Data:
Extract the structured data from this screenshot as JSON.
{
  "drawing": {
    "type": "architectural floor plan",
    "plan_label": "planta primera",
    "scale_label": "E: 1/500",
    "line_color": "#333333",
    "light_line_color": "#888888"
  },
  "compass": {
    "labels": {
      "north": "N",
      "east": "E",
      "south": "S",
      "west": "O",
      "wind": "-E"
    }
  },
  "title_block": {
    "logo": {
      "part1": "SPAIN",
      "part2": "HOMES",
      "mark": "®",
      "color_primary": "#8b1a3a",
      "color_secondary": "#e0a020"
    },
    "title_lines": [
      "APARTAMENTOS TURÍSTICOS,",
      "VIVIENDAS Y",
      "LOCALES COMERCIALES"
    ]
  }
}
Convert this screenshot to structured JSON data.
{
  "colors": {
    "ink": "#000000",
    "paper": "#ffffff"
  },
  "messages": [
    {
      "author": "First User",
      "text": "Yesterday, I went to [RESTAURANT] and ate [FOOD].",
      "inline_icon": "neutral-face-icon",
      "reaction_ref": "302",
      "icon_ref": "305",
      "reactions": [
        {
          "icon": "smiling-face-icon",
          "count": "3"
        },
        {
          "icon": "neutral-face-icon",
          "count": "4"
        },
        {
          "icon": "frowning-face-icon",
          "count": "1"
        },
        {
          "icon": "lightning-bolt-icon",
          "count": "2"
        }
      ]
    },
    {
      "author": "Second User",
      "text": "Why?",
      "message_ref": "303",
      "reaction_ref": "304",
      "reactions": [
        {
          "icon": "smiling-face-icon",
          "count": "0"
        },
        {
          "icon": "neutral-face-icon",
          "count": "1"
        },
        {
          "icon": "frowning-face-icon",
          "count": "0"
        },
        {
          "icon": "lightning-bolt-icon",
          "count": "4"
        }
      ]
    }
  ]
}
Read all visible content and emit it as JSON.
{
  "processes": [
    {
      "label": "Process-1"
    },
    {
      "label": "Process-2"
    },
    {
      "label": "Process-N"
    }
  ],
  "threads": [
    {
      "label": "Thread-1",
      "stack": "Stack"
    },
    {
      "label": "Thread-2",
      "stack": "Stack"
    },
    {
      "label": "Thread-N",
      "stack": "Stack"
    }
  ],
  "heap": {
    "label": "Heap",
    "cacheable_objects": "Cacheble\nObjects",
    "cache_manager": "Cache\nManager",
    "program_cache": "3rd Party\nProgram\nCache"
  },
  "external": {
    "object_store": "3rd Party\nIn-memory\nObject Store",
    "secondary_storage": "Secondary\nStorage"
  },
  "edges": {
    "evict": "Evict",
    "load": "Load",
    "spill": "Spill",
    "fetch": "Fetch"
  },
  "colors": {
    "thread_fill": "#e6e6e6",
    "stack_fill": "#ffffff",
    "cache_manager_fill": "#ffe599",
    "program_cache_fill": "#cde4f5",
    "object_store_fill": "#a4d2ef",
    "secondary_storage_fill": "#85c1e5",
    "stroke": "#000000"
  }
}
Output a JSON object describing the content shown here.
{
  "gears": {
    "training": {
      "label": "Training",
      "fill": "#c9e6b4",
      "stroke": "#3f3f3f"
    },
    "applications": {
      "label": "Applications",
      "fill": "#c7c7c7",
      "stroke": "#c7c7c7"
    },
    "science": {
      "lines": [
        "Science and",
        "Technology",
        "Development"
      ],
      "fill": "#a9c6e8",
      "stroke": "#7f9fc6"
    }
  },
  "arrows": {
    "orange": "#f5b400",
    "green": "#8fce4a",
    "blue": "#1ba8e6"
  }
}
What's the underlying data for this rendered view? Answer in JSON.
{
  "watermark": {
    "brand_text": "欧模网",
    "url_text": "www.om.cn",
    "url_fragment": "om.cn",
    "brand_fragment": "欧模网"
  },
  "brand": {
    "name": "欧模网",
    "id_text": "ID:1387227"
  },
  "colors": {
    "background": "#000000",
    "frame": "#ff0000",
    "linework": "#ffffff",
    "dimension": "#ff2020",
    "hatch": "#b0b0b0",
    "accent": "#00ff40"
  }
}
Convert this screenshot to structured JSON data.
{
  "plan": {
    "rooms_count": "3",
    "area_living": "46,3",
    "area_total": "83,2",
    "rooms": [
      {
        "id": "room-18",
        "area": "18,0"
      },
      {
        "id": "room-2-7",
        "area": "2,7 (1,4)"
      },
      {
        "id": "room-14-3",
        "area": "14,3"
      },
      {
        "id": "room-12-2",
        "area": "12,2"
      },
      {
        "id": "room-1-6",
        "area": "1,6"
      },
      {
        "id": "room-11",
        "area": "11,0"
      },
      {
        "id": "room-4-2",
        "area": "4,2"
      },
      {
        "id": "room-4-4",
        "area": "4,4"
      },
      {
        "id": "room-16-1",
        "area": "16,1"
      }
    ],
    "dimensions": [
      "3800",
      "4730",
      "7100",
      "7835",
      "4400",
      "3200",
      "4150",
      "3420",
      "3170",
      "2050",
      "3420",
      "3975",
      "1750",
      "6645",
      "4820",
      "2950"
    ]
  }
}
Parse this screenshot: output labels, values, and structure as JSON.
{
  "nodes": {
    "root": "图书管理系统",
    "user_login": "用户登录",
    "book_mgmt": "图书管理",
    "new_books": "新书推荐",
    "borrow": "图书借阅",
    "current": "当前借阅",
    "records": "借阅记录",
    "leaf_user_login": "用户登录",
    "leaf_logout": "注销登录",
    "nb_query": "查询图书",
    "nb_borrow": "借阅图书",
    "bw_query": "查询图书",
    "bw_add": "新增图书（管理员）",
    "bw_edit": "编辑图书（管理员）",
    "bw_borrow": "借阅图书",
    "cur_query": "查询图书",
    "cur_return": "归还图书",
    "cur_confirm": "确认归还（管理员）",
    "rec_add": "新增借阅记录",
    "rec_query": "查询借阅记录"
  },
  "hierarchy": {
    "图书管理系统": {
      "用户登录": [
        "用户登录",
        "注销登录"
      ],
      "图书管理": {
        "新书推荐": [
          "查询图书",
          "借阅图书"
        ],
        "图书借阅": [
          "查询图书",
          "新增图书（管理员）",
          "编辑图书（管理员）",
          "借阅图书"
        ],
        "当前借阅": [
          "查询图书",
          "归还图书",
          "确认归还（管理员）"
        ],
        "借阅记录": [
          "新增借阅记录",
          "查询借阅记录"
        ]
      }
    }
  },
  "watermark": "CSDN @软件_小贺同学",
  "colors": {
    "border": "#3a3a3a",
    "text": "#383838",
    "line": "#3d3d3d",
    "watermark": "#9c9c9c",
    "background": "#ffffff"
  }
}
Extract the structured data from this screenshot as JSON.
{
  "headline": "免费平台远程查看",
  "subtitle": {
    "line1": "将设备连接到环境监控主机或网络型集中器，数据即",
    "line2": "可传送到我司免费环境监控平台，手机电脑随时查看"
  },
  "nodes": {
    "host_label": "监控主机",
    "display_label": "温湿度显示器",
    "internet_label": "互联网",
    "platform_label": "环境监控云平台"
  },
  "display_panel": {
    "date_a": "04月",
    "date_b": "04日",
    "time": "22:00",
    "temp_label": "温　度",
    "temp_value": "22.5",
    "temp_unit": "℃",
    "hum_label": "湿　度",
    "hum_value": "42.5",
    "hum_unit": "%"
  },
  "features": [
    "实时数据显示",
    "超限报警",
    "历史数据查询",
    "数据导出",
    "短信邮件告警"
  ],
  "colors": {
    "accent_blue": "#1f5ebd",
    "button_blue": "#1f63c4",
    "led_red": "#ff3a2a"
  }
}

Exercise aim: Print the material above once more, exactly.

Answer to this task:
Extract the structured data from this screenshot as JSON.
{
  "drawing": {
    "type": "architectural floor plan",
    "plan_label": "planta primera",
    "scale_label": "E: 1/500",
    "line_color": "#333333",
    "light_line_color": "#888888"
  },
  "compass": {
    "labels": {
      "north": "N",
      "east": "E",
      "south": "S",
      "west": "O",
      "wind": "-E"
    }
  },
  "title_block": {
    "logo": {
      "part1": "SPAIN",
      "part2": "HOMES",
      "mark": "®",
      "color_primary": "#8b1a3a",
      "color_secondary": "#e0a020"
    },
    "title_lines": [
      "APARTAMENTOS TURÍSTICOS,",
      "VIVIENDAS Y",
      "LOCALES COMERCIALES"
    ]
  }
}
Convert this screenshot to structured JSON data.
{
  "colors": {
    "ink": "#000000",
    "paper": "#ffffff"
  },
  "messages": [
    {
      "author": "First User",
      "text": "Yesterday, I went to [RESTAURANT] and ate [FOOD].",
      "inline_icon": "neutral-face-icon",
      "reaction_ref": "302",
      "icon_ref": "305",
      "reactions": [
        {
          "icon": "smiling-face-icon",
          "count": "3"
        },
        {
          "icon": "neutral-face-icon",
          "count": "4"
        },
        {
          "icon": "frowning-face-icon",
          "count": "1"
        },
        {
          "icon": "lightning-bolt-icon",
          "count": "2"
        }
      ]
    },
    {
      "author": "Second User",
      "text": "Why?",
      "message_ref": "303",
      "reaction_ref": "304",
      "reactions": [
        {
          "icon": "smiling-face-icon",
          "count": "0"
        },
        {
          "icon": "neutral-face-icon",
          "count": "1"
        },
        {
          "icon": "frowning-face-icon",
          "count": "0"
        },
        {
          "icon": "lightning-bolt-icon",
          "count": "4"
        }
      ]
    }
  ]
}
Read all visible content and emit it as JSON.
{
  "processes": [
    {
      "label": "Process-1"
    },
    {
      "label": "Process-2"
    },
    {
      "label": "Process-N"
    }
  ],
  "threads": [
    {
      "label": "Thread-1",
      "stack": "Stack"
    },
    {
      "label": "Thread-2",
      "stack": "Stack"
    },
    {
      "label": "Thread-N",
      "stack": "Stack"
    }
  ],
  "heap": {
    "label": "Heap",
    "cacheable_objects": "Cacheble\nObjects",
    "cache_manager": "Cache\nManager",
    "program_cache": "3rd Party\nProgram\nCache"
  },
  "external": {
    "object_store": "3rd Party\nIn-memory\nObject Store",
    "secondary_storage": "Secondary\nStorage"
  },
  "edges": {
    "evict": "Evict",
    "load": "Load",
    "spill": "Spill",
    "fetch": "Fetch"
  },
  "colors": {
    "thread_fill": "#e6e6e6",
    "stack_fill": "#ffffff",
    "cache_manager_fill": "#ffe599",
    "program_cache_fill": "#cde4f5",
    "object_store_fill": "#a4d2ef",
    "secondary_storage_fill": "#85c1e5",
    "stroke": "#000000"
  }
}
Output a JSON object describing the content shown here.
{
  "gears": {
    "training": {
      "label": "Training",
      "fill": "#c9e6b4",
      "stroke": "#3f3f3f"
    },
    "applications": {
      "label": "Applications",
      "fill": "#c7c7c7",
      "stroke": "#c7c7c7"
    },
    "science": {
      "lines": [
        "Science and",
        "Technology",
        "Development"
      ],
      "fill": "#a9c6e8",
      "stroke": "#7f9fc6"
    }
  },
  "arrows": {
    "orange": "#f5b400",
    "green": "#8fce4a",
    "blue": "#1ba8e6"
  }
}
What's the underlying data for this rendered view? Answer in JSON.
{
  "watermark": {
    "brand_text": "欧模网",
    "url_text": "www.om.cn",
    "url_fragment": "om.cn",
    "brand_fragment": "欧模网"
  },
  "brand": {
    "name": "欧模网",
    "id_text": "ID:1387227"
  },
  "colors": {
    "background": "#000000",
    "frame": "#ff0000",
    "linework": "#ffffff",
    "dimension": "#ff2020",
    "hatch": "#b0b0b0",
    "accent": "#00ff40"
  }
}
Convert this screenshot to structured JSON data.
{
  "plan": {
    "rooms_count": "3",
    "area_living": "46,3",
    "area_total": "83,2",
    "rooms": [
      {
        "id": "room-18",
        "area": "18,0"
      },
      {
        "id": "room-2-7",
        "area": "2,7 (1,4)"
      },
      {
        "id": "room-14-3",
        "area": "14,3"
      },
      {
        "id": "room-12-2",
        "area": "12,2"
      },
      {
        "id": "room-1-6",
        "area": "1,6"
      },
      {
        "id": "room-11",
        "area": "11,0"
      },
      {
        "id": "room-4-2",
        "area": "4,2"
      },
      {
        "id": "room-4-4",
        "area": "4,4"
      },
      {
        "id": "room-16-1",
        "area": "16,1"
      }
    ],
    "dimensions": [
      "3800",
      "4730",
      "7100",
      "7835",
      "4400",
      "3200",
      "4150",
      "3420",
      "3170",
      "2050",
      "3420",
      "3975",
      "1750",
      "6645",
      "4820",
      "2950"
    ]
  }
}
Parse this screenshot: output labels, values, and structure as JSON.
{
  "nodes": {
    "root": "图书管理系统",
    "user_login": "用户登录",
    "book_mgmt": "图书管理",
    "new_books": "新书推荐",
    "borrow": "图书借阅",
    "current": "当前借阅",
    "records": "借阅记录",
    "leaf_user_login": "用户登录",
    "leaf_logout": "注销登录",
    "nb_query": "查询图书",
    "nb_borrow": "借阅图书",
    "bw_query": "查询图书",
    "bw_add": "新增图书（管理员）",
    "bw_edit": "编辑图书（管理员）",
    "bw_borrow": "借阅图书",
    "cur_query": "查询图书",
    "cur_return": "归还图书",
    "cur_confirm": "确认归还（管理员）",
    "rec_add": "新增借阅记录",
    "rec_query": "查询借阅记录"
  },
  "hierarchy": {
    "图书管理系统": {
      "用户登录": [
        "用户登录",
        "注销登录"
      ],
      "图书管理": {
        "新书推荐": [
          "查询图书",
          "借阅图书"
        ],
        "图书借阅": [
          "查询图书",
          "新增图书（管理员）",
          "编辑图书（管理员）",
          "借阅图书"
        ],
        "当前借阅": [
          "查询图书",
          "归还图书",
          "确认归还（管理员）"
        ],
        "借阅记录": [
          "新增借阅记录",
          "查询借阅记录"
        ]
      }
    }
  },
  "watermark": "CSDN @软件_小贺同学",
  "colors": {
    "border": "#3a3a3a",
    "text": "#383838",
    "line": "#3d3d3d",
    "watermark": "#9c9c9c",
    "background": "#ffffff"
  }
}
Extract the structured data from this screenshot as JSON.
{
  "headline": "免费平台远程查看",
  "subtitle": {
    "line1": "将设备连接到环境监控主机或网络型集中器，数据即",
    "line2": "可传送到我司免费环境监控平台，手机电脑随时查看"
  },
  "nodes": {
    "host_label": "监控主机",
    "display_label": "温湿度显示器",
    "internet_label": "互联网",
    "platform_label": "环境监控云平台"
  },
  "display_panel": {
    "date_a": "04月",
    "date_b": "04日",
    "time": "22:00",
    "temp_label": "温　度",
    "temp_value": "22.5",
    "temp_unit": "℃",
    "hum_label": "湿　度",
    "hum_value": "42.5",
    "hum_unit": "%"
  },
  "features": [
    "实时数据显示",
    "超限报警",
    "历史数据查询",
    "数据导出",
    "短信邮件告警"
  ],
  "colors": {
    "accent_blue": "#1f5ebd",
    "button_blue": "#1f63c4",
    "led_red": "#ff3a2a"
  }
}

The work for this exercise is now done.